_Instructions to follow_:
Return the material below word for word, from its first line through the line containing "- callout-2: 2: [733, 173, 755, 195]", both ends included.

_Records shown_:
----

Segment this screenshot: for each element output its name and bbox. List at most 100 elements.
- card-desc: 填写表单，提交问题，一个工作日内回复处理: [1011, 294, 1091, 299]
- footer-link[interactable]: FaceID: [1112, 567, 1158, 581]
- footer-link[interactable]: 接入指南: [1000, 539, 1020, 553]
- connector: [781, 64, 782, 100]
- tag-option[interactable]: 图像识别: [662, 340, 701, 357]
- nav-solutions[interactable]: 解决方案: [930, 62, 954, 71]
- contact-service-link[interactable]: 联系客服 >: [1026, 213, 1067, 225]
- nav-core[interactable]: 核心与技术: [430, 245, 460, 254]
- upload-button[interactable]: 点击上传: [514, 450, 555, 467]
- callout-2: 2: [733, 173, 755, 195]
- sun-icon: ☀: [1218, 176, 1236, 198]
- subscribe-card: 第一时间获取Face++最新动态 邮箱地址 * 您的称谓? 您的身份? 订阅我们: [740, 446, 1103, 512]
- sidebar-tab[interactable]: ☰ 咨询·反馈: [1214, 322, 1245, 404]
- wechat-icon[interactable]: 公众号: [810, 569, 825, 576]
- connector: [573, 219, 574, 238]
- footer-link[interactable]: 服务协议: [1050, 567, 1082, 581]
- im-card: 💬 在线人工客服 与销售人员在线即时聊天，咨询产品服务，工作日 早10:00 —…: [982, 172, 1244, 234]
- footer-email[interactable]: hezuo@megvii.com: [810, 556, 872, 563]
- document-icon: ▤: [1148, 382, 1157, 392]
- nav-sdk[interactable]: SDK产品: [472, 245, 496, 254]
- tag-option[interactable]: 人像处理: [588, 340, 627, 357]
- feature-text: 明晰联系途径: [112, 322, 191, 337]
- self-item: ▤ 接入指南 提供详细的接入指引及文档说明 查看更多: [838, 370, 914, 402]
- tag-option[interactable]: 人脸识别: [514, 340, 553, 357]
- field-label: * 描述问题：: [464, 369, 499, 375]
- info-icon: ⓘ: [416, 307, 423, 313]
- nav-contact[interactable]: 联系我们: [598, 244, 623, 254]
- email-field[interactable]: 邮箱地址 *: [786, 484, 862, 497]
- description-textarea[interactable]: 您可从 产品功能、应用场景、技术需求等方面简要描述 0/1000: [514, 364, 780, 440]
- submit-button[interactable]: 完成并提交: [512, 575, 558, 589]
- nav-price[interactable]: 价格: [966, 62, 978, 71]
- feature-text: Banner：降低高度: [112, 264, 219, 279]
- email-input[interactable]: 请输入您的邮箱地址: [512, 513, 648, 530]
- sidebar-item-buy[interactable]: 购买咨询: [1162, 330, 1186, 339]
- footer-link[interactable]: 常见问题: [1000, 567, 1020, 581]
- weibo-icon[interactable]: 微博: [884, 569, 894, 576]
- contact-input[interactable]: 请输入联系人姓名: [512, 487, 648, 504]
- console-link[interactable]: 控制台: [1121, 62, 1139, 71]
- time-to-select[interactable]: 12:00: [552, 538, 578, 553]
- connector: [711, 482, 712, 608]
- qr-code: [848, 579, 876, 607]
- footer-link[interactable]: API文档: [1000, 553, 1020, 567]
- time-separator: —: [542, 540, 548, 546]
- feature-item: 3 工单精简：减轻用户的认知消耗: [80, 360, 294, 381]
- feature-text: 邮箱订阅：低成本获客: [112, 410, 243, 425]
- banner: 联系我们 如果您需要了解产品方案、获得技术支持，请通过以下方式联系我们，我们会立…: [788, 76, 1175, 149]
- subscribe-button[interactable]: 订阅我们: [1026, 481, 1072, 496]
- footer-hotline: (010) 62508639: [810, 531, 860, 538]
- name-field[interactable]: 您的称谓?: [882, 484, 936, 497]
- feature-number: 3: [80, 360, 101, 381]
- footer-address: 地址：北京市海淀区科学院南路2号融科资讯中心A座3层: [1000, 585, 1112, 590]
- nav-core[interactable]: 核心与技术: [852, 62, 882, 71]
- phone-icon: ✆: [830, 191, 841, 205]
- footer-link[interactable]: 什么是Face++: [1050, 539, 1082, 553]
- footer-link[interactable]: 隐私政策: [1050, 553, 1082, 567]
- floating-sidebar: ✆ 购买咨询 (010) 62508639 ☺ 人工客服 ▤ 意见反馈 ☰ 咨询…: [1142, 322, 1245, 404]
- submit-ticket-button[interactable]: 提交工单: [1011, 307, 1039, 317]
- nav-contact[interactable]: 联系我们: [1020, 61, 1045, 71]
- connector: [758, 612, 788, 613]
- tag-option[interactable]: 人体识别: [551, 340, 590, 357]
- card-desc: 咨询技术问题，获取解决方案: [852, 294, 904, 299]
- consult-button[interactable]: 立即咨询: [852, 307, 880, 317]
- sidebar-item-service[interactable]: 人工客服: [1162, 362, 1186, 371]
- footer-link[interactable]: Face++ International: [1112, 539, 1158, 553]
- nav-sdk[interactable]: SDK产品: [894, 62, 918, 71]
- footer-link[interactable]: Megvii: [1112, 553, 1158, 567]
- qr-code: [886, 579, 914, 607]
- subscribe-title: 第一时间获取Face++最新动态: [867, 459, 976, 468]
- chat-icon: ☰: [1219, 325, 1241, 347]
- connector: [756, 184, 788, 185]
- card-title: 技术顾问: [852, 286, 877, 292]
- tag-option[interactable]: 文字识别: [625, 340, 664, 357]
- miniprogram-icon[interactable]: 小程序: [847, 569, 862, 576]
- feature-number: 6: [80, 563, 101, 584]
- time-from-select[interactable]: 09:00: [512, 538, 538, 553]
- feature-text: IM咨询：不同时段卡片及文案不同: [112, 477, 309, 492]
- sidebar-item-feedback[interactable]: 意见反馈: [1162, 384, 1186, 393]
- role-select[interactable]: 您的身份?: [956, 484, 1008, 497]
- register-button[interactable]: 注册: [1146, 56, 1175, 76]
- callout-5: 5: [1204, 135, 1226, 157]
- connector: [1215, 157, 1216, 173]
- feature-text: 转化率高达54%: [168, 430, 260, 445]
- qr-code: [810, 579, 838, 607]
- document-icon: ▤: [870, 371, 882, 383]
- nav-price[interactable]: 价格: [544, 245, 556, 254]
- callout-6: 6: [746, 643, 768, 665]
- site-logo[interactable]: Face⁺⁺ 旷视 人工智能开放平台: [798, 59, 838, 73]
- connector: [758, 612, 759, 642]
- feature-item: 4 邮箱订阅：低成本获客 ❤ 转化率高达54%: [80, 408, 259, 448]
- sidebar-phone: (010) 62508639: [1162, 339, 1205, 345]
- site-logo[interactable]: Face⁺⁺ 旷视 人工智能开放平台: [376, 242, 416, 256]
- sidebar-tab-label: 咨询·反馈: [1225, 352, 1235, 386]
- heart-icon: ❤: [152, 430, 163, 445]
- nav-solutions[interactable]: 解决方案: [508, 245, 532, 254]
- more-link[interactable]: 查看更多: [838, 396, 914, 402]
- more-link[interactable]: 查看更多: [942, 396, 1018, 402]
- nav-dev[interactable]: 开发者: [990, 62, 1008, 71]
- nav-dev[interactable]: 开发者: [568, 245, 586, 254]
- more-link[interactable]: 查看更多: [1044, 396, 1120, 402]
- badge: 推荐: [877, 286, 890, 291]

----

_Task result_:
Segment this screenshot: for each element output its name and bbox. List at most 100 elements.
- card-desc: 填写表单，提交问题，一个工作日内回复处理: [1011, 294, 1091, 299]
- footer-link[interactable]: FaceID: [1112, 567, 1158, 581]
- footer-link[interactable]: 接入指南: [1000, 539, 1020, 553]
- connector: [781, 64, 782, 100]
- tag-option[interactable]: 图像识别: [662, 340, 701, 357]
- nav-solutions[interactable]: 解决方案: [930, 62, 954, 71]
- contact-service-link[interactable]: 联系客服 >: [1026, 213, 1067, 225]
- nav-core[interactable]: 核心与技术: [430, 245, 460, 254]
- upload-button[interactable]: 点击上传: [514, 450, 555, 467]
- callout-2: 2: [733, 173, 755, 195]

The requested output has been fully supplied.